◆ **TASK GOAL**: Go through the records and extract every line with the word "tizimlarda".
>> Begin EXERCISE MATERIALS
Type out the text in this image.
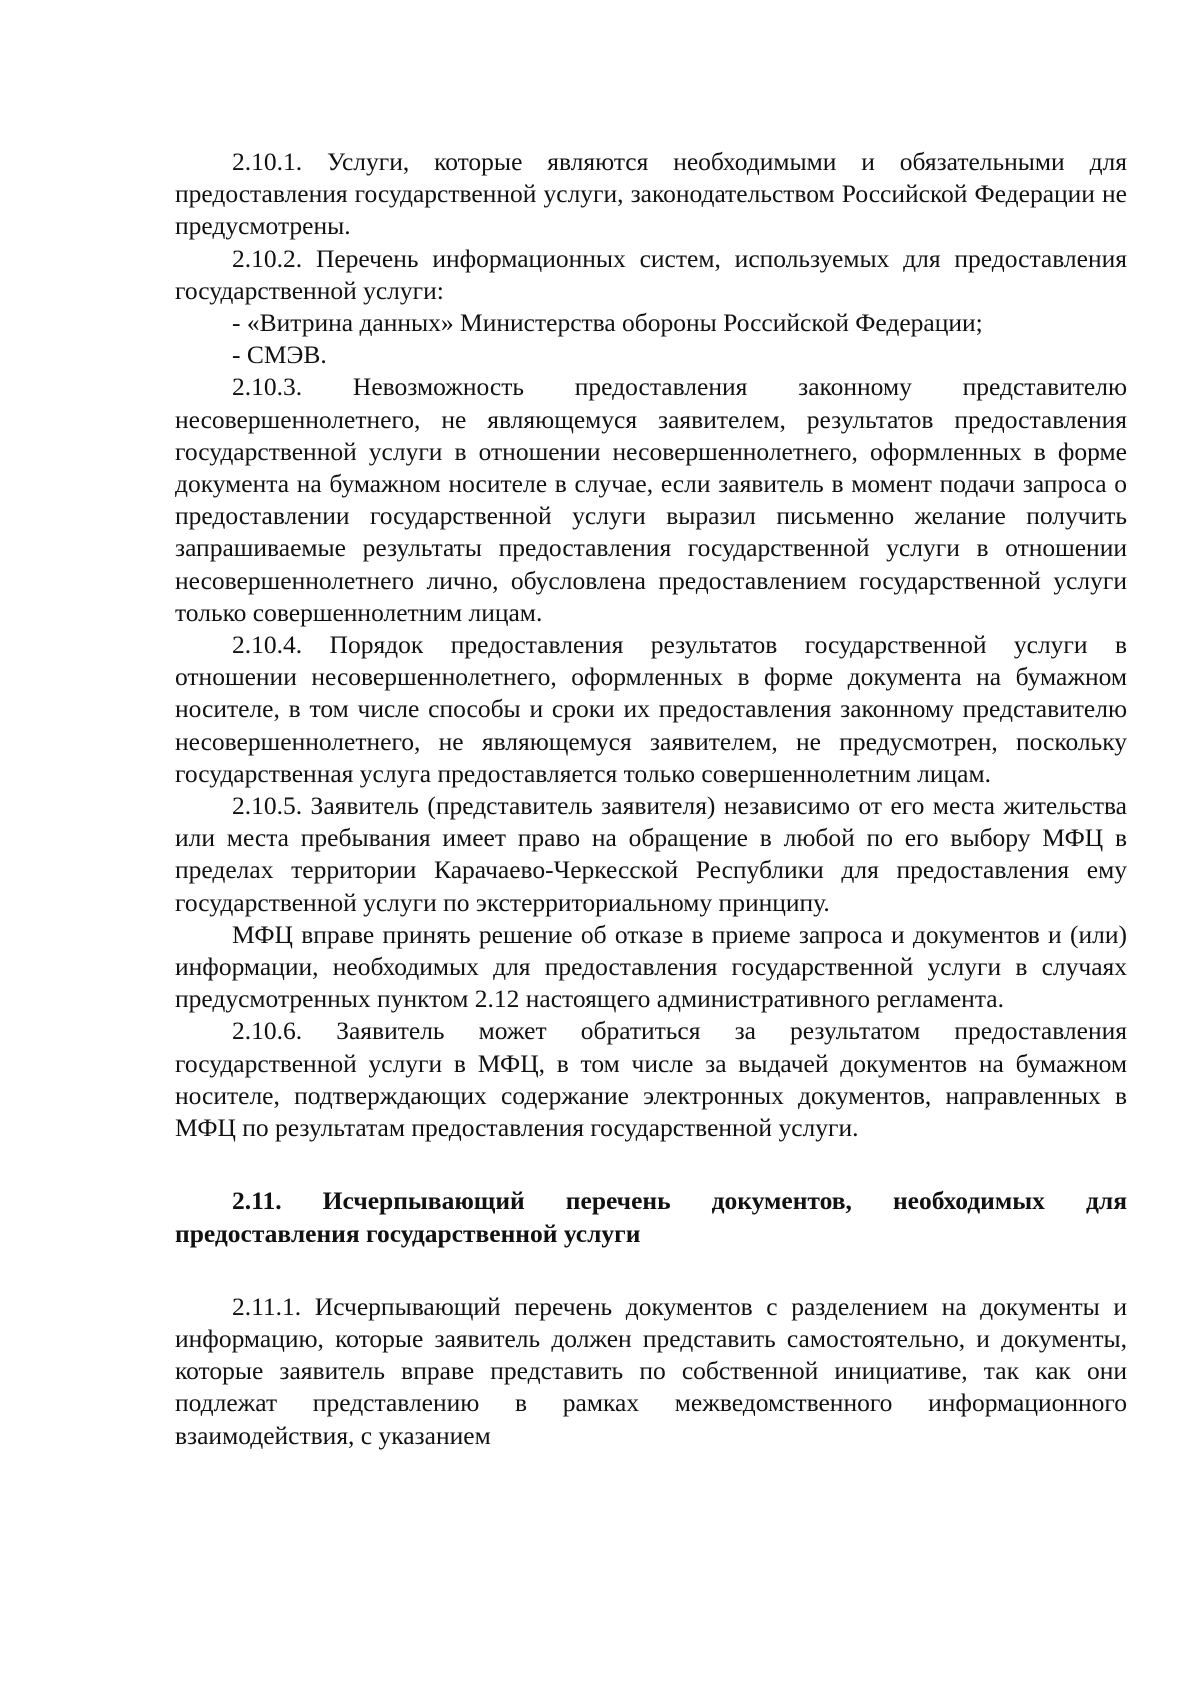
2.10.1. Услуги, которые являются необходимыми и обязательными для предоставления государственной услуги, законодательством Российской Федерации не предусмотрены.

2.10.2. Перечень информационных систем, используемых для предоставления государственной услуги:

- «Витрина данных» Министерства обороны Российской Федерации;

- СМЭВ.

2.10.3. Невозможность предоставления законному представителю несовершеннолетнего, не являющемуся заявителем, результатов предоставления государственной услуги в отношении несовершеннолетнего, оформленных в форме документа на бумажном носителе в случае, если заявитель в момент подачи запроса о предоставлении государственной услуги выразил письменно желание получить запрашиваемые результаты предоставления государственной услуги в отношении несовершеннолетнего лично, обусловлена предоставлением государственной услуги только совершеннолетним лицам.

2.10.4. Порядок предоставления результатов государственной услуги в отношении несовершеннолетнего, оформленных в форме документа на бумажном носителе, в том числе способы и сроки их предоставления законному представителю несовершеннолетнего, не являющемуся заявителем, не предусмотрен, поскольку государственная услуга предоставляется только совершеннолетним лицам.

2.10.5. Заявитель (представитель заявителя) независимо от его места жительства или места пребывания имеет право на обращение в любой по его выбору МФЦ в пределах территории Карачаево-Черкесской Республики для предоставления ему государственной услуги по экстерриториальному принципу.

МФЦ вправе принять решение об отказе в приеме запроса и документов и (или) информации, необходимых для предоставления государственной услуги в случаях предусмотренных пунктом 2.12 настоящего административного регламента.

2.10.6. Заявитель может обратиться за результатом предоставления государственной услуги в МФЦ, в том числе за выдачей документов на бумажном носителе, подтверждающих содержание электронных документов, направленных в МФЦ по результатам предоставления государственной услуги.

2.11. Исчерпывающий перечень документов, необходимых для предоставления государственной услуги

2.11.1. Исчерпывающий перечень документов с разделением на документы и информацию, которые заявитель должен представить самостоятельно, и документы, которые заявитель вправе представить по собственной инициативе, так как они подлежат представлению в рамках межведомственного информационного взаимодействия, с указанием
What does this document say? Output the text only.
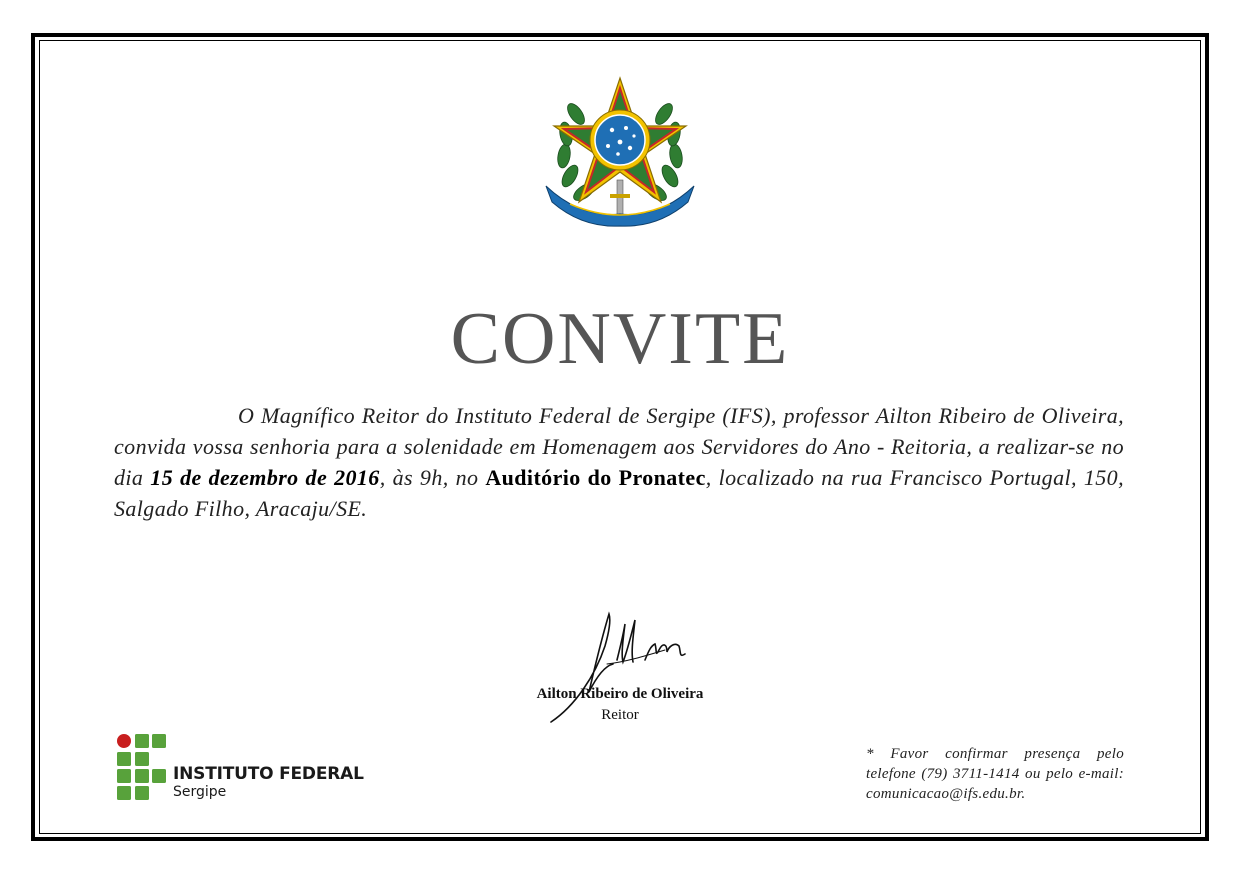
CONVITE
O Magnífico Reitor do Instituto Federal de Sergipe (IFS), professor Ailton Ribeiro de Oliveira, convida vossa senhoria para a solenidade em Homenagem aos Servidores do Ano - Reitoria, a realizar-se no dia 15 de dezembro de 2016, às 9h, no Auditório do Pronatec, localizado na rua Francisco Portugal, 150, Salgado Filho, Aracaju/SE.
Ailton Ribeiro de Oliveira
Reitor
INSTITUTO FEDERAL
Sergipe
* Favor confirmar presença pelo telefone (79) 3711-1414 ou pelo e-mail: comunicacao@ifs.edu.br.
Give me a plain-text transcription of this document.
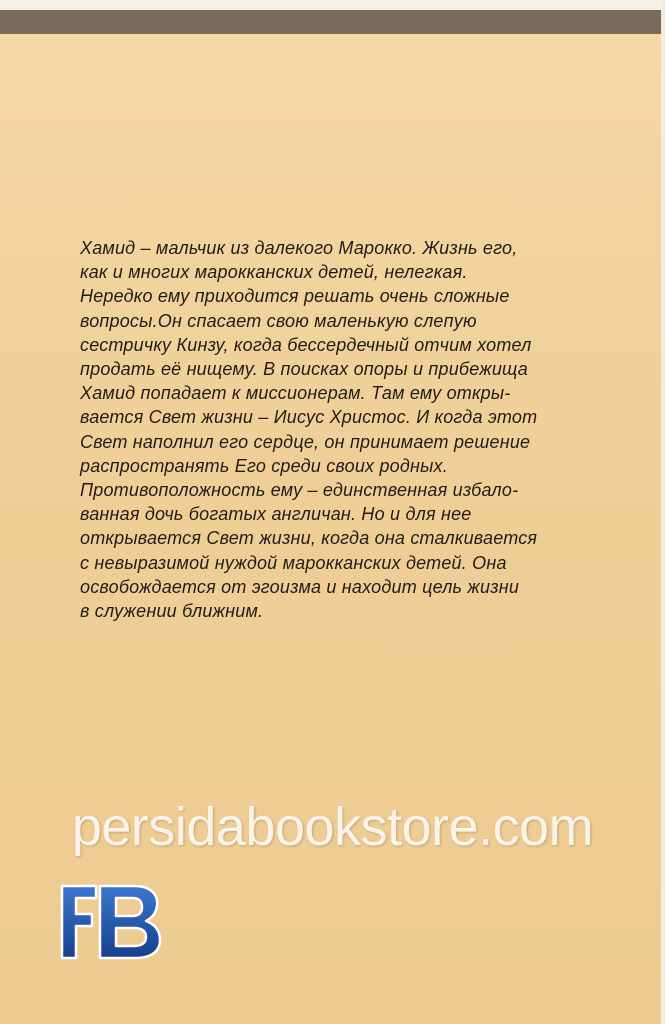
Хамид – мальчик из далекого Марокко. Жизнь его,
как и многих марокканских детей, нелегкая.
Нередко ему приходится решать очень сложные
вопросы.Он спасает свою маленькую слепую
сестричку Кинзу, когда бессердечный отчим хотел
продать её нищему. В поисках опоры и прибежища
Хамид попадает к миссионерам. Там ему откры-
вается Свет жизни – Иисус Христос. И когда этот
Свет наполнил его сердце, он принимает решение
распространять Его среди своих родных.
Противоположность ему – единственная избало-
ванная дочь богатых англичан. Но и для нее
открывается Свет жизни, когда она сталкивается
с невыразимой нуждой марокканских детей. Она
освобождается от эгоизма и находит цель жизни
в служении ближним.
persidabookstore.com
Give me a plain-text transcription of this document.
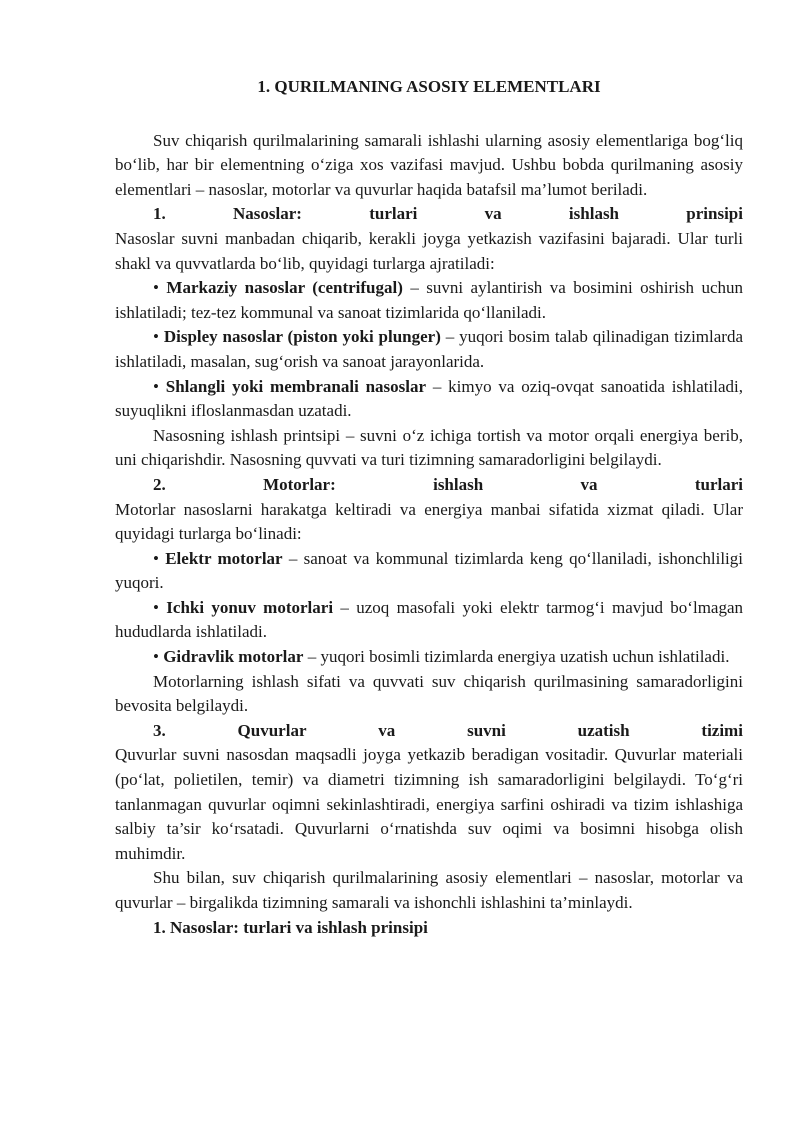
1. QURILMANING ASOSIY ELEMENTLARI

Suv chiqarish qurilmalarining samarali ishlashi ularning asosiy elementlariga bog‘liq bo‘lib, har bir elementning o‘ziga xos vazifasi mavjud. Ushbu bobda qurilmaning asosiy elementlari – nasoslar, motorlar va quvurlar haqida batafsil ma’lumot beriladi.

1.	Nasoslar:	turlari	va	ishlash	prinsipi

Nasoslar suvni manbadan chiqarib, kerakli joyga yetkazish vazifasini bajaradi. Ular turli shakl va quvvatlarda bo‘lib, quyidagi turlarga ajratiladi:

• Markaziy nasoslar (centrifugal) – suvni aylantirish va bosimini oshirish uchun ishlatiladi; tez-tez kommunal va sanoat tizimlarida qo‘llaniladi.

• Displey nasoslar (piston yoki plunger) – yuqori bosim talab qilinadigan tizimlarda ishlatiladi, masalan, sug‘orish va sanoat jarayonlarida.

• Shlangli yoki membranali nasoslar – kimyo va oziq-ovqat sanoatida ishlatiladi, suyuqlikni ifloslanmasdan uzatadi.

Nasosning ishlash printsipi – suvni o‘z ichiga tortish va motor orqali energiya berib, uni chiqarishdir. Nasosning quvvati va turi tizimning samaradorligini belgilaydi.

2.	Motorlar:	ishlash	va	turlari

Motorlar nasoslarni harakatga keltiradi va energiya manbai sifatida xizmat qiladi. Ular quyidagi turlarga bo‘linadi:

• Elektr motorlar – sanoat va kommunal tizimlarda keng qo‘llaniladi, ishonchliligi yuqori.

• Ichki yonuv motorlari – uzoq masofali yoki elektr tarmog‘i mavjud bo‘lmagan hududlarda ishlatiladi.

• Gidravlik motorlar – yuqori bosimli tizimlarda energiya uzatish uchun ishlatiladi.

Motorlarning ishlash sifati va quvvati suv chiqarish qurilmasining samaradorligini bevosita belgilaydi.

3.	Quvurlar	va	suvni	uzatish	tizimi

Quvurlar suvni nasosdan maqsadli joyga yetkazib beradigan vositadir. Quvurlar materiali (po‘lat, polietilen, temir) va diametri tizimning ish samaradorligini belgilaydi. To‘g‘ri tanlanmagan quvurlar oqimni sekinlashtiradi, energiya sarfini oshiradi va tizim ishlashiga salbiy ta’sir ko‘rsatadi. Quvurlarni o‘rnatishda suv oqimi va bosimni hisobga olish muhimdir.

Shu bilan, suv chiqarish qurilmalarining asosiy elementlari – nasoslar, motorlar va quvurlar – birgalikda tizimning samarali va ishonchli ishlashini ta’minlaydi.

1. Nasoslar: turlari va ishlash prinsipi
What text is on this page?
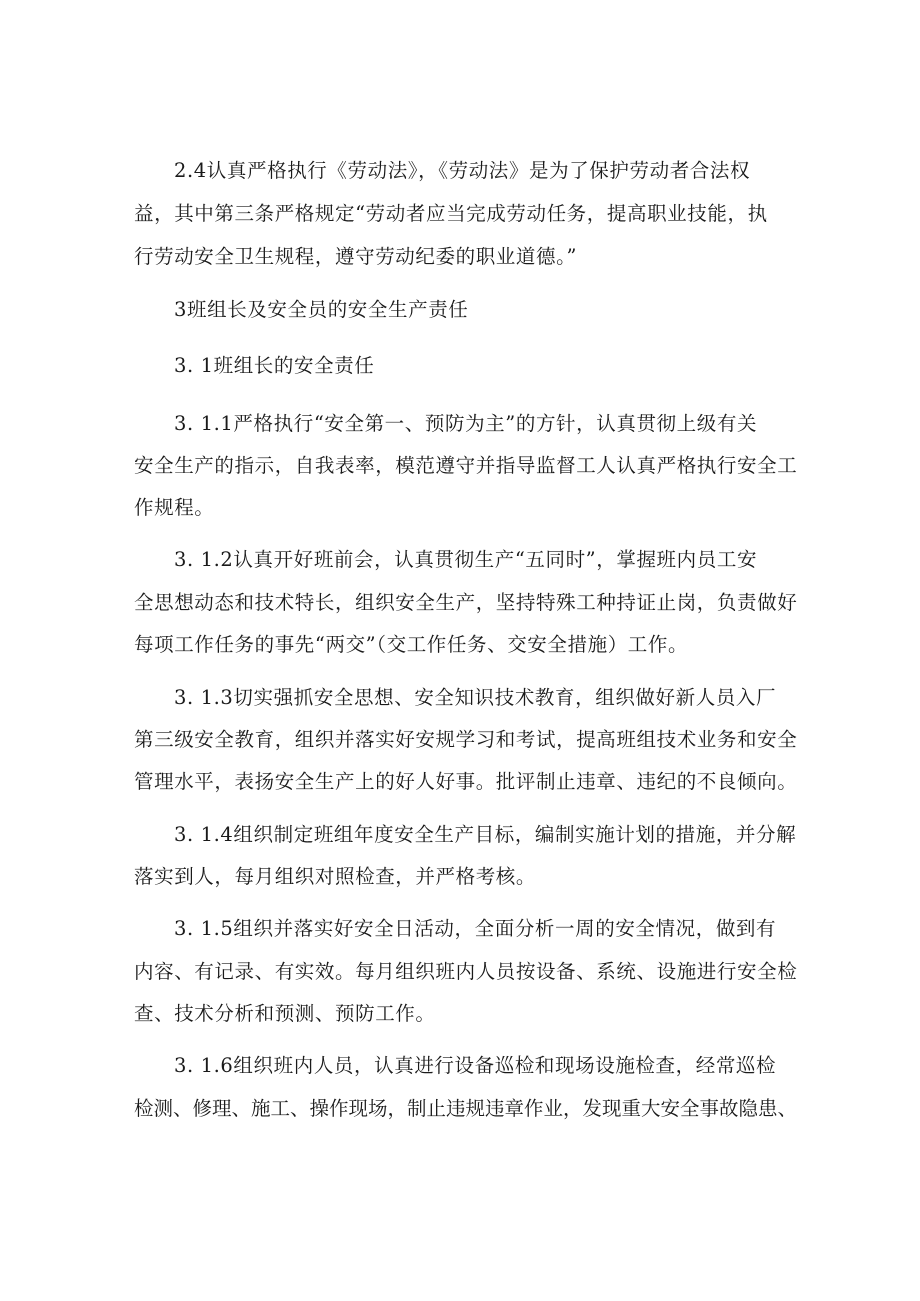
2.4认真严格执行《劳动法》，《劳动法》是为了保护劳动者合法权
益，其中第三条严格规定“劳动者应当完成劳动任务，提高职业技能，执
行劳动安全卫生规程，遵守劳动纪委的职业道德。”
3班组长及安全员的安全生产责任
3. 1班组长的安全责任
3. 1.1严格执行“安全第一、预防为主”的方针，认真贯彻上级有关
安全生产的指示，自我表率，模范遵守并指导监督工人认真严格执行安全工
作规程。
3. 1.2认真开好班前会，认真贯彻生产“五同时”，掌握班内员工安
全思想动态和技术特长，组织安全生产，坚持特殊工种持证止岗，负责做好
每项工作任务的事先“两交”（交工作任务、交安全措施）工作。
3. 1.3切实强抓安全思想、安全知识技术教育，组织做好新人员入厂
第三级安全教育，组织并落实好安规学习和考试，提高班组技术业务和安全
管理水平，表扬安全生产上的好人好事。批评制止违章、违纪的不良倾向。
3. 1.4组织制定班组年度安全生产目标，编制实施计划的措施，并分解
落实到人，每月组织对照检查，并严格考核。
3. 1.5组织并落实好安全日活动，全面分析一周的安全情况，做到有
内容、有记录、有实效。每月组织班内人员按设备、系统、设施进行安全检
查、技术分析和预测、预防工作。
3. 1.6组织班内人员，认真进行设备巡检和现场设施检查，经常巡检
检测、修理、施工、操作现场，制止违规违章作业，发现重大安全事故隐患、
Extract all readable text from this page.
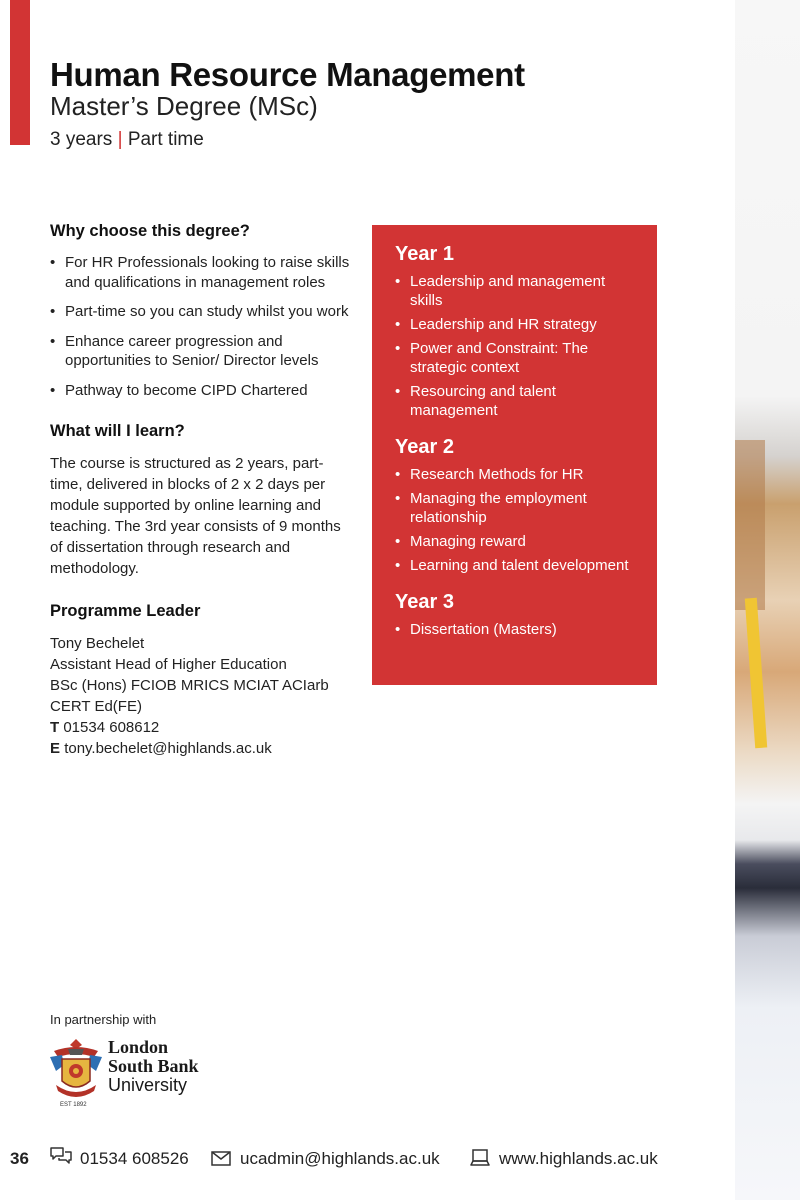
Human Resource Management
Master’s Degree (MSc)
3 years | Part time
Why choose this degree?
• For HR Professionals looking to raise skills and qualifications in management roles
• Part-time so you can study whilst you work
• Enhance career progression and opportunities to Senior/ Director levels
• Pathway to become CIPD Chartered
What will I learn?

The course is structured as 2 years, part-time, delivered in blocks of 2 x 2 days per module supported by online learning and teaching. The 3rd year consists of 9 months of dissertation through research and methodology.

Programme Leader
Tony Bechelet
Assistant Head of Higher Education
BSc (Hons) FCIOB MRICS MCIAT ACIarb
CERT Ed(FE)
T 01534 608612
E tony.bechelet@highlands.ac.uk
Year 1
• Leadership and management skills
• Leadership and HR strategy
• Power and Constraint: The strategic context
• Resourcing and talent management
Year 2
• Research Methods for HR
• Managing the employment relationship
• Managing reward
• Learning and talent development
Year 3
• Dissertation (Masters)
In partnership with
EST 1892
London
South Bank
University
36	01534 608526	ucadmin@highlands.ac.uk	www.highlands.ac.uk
>> End EXERCISE MATERIALS
◆ **OUTPUT**:
• Displey nasoslar (piston yoki plunger) – yuqori bosim talab qilinadigan tizimlarda ishlatiladi, masalan, sug‘orish va sanoat jarayonlarida.
• Elektr motorlar – sanoat va kommunal tizimlarda keng qo‘llaniladi, ishonchliligi yuqori.
• Gidravlik motorlar – yuqori bosimli tizimlarda energiya uzatish uchun ishlatiladi.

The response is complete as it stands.